_Information shown_.
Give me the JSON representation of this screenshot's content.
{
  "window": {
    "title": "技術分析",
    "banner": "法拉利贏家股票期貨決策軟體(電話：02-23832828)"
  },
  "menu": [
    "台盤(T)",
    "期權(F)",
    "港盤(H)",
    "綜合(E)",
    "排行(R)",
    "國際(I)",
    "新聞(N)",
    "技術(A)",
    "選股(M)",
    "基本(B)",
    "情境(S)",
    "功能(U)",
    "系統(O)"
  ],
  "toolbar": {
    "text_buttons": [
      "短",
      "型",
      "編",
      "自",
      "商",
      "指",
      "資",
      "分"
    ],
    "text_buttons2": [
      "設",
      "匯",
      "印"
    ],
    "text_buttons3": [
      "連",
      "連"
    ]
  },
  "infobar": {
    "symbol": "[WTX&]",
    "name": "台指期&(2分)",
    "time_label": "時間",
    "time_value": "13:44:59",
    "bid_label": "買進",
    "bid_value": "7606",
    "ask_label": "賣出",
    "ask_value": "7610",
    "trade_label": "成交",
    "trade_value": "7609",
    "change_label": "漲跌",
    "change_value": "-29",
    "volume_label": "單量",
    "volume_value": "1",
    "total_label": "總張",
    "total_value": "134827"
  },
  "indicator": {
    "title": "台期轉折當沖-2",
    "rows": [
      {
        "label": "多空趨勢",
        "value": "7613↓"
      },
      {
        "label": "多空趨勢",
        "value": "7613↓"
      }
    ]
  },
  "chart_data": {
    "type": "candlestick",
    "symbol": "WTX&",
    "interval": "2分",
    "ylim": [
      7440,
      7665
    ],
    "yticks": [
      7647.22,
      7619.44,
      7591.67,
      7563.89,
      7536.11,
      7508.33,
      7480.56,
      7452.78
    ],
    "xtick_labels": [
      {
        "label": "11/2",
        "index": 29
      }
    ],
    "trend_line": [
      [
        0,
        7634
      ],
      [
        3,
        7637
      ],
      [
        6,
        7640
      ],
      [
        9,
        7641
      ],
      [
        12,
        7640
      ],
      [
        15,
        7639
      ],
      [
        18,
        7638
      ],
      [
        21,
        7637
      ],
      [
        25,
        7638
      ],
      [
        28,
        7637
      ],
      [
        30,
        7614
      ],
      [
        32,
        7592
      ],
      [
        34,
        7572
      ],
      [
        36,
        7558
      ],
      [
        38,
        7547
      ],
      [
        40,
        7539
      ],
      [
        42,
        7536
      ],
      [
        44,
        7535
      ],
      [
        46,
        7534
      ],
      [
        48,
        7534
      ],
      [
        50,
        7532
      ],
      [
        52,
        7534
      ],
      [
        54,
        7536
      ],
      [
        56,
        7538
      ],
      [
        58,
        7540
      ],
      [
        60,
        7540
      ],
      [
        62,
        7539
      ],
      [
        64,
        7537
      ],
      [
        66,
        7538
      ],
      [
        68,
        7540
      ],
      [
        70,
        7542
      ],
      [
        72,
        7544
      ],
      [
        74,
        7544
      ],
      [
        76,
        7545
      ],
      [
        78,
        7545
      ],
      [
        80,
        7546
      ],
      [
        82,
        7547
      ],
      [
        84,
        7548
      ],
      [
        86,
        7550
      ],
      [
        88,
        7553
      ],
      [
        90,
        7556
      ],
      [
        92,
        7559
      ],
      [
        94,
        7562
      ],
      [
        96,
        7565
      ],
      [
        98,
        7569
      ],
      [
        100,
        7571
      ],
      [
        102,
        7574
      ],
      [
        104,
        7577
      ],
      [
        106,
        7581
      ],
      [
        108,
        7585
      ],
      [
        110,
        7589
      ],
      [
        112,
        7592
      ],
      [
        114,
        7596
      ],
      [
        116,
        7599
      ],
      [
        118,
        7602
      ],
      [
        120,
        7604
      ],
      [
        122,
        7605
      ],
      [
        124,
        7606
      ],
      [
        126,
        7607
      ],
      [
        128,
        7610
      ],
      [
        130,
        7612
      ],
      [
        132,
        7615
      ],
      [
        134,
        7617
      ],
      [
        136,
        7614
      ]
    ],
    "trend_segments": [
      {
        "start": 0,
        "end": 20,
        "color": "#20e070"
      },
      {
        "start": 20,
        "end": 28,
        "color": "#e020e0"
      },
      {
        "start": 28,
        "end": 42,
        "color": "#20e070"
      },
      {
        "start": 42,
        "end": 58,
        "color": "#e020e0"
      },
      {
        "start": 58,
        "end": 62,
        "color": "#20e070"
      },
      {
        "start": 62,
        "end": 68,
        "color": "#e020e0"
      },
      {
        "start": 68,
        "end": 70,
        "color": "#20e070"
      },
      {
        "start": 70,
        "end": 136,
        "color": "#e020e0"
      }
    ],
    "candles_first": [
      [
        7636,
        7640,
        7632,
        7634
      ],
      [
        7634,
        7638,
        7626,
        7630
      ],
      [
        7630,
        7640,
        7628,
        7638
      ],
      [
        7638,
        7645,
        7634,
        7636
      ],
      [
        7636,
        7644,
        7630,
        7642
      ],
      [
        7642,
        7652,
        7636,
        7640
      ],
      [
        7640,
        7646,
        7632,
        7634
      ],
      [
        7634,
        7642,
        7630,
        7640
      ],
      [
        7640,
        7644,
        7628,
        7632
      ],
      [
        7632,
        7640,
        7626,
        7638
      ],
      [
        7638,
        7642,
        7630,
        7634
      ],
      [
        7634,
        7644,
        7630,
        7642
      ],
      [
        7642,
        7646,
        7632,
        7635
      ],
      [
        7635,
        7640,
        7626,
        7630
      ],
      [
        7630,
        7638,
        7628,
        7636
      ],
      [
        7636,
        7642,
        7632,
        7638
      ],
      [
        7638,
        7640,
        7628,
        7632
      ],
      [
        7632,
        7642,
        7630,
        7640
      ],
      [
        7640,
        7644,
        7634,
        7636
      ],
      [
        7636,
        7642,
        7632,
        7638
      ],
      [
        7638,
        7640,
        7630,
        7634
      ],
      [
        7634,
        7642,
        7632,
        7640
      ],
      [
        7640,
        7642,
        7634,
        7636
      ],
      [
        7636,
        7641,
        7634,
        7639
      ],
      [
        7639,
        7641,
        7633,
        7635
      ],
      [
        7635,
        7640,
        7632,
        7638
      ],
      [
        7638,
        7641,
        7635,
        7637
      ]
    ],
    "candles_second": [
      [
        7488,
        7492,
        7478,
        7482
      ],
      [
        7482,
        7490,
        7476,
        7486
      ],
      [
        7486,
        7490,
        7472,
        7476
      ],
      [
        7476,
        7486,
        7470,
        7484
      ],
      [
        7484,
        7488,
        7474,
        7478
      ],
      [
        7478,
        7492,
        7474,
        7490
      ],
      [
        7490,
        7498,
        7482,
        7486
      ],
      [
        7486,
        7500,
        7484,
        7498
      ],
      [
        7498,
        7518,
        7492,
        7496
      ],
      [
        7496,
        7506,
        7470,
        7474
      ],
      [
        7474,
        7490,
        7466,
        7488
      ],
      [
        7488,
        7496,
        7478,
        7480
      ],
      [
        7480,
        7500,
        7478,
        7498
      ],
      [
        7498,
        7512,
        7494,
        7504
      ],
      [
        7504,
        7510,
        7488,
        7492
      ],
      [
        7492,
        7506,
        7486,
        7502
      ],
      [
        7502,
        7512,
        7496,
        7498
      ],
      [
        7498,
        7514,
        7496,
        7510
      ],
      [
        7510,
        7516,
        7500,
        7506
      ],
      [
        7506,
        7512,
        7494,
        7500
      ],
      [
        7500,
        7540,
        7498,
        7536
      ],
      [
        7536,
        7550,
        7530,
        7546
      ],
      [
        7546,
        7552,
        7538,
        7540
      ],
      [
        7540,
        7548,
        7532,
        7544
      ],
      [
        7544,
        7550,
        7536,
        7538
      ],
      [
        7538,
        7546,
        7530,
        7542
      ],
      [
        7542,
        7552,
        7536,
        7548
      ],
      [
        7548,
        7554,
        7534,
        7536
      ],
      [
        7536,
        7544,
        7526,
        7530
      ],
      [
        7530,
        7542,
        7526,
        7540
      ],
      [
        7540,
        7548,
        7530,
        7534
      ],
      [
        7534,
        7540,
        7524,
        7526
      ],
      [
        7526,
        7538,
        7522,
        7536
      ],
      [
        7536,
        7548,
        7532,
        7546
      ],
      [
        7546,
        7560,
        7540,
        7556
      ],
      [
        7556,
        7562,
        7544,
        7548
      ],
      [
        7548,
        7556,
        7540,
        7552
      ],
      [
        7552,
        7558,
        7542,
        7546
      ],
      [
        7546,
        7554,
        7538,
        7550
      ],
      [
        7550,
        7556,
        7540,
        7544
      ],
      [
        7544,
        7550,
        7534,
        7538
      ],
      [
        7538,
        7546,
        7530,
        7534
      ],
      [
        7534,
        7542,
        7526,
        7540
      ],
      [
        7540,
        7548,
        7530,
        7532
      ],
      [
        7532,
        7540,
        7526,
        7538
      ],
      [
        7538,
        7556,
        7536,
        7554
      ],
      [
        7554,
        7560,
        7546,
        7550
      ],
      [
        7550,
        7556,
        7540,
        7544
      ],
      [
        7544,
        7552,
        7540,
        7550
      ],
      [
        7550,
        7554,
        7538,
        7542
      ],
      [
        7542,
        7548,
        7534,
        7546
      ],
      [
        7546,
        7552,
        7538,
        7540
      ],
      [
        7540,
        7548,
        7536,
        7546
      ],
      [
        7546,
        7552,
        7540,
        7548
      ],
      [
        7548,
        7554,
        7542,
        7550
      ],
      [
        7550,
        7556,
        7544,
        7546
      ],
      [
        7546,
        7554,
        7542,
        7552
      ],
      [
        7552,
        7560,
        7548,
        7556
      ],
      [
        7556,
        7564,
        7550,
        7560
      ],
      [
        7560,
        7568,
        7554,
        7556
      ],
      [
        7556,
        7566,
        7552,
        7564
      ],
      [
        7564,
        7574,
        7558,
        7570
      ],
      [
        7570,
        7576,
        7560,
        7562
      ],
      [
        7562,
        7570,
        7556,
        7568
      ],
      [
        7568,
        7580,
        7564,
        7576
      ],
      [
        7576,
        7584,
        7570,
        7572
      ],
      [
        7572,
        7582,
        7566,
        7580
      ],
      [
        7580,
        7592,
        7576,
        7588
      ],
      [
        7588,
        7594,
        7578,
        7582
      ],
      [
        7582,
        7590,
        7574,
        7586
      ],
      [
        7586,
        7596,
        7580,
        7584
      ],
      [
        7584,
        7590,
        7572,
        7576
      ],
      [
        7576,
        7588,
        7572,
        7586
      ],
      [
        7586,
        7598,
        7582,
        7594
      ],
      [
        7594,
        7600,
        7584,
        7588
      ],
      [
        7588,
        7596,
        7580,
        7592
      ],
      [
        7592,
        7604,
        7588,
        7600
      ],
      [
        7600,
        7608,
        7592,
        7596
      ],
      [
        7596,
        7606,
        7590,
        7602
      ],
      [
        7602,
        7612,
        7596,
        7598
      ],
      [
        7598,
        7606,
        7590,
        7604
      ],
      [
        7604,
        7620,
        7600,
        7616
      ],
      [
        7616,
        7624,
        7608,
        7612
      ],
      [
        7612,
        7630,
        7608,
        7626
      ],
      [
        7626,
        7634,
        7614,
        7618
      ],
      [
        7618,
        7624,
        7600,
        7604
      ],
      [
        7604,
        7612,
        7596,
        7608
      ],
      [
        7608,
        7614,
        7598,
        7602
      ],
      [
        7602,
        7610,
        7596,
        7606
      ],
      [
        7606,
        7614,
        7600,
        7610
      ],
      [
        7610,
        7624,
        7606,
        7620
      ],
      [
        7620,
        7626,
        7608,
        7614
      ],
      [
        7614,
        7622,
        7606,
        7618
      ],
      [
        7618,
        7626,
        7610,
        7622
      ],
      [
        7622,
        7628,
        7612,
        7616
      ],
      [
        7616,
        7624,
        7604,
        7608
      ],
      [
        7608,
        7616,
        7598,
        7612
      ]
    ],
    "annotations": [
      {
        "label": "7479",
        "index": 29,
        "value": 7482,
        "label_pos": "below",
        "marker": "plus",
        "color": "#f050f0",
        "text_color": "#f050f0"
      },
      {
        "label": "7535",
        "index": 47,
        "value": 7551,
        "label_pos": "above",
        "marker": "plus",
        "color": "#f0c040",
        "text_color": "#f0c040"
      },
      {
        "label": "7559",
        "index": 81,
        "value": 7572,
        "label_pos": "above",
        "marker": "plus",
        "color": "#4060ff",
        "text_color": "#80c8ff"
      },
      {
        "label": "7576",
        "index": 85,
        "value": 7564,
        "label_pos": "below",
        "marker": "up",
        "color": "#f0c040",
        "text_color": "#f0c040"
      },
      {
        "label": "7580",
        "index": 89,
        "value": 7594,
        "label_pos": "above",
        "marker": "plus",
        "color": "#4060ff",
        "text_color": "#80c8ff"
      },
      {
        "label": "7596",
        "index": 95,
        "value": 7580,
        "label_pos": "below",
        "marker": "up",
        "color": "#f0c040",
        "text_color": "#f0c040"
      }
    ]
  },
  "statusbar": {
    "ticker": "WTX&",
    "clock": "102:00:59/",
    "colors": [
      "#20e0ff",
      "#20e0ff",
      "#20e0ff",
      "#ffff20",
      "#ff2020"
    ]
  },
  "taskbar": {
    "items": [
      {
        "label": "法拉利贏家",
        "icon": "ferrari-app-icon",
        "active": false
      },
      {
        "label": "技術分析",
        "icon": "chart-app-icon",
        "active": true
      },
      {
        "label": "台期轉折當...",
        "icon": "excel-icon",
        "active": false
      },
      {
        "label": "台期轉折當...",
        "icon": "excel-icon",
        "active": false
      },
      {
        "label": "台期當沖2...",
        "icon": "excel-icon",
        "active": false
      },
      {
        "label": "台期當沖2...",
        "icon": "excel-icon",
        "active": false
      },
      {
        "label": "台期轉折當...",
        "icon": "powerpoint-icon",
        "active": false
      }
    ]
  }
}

_The exercise_. Using the material above, report each line where "start" occurs.

_Output_.
        "start": 0,
        "start": 20,
        "start": 28,
        "start": 42,
        "start": 58,
        "start": 62,
        "start": 68,
        "start": 70,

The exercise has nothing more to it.